What to produce:
In the listing below, find every line containing "actifs" and copy it out.

Stored entries

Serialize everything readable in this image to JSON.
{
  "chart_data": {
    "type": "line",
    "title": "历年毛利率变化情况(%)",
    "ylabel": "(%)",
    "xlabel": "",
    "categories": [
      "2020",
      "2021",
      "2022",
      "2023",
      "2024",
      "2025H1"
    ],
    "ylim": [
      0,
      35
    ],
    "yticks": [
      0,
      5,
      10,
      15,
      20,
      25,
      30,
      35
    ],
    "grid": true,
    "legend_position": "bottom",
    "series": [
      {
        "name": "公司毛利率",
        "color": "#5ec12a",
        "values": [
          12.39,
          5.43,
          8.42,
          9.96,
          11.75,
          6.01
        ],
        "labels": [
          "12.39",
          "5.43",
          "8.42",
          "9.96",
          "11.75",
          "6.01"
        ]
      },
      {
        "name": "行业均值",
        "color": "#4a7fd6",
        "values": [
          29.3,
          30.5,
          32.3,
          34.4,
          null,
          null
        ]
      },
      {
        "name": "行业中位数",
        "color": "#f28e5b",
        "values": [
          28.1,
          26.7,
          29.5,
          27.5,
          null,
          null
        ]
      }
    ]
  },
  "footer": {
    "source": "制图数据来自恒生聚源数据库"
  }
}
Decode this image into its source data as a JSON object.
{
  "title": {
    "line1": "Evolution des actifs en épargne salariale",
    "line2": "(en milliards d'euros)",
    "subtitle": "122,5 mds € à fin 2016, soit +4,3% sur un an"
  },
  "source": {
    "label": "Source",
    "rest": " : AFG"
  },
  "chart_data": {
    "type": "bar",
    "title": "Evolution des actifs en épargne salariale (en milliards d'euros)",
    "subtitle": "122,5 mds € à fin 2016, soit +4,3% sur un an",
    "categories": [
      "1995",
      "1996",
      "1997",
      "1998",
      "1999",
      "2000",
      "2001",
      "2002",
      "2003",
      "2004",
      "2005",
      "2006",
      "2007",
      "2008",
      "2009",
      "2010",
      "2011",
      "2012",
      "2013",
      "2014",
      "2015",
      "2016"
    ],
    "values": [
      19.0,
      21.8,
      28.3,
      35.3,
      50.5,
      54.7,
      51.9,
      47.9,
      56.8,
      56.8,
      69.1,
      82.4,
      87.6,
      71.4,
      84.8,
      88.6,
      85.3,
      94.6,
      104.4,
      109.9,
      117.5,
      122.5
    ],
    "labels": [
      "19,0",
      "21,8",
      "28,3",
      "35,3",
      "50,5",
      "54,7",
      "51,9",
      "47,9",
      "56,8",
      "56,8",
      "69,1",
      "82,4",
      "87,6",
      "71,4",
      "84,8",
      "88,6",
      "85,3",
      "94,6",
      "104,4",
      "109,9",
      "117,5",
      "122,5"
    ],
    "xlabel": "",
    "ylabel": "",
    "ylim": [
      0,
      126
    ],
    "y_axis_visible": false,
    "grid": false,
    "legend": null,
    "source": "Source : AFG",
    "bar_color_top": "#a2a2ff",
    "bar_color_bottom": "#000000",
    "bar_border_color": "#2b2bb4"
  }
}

Solution to this problem:
    "line1": "Evolution des actifs en épargne salariale",
    "title": "Evolution des actifs en épargne salariale (en milliards d'euros)",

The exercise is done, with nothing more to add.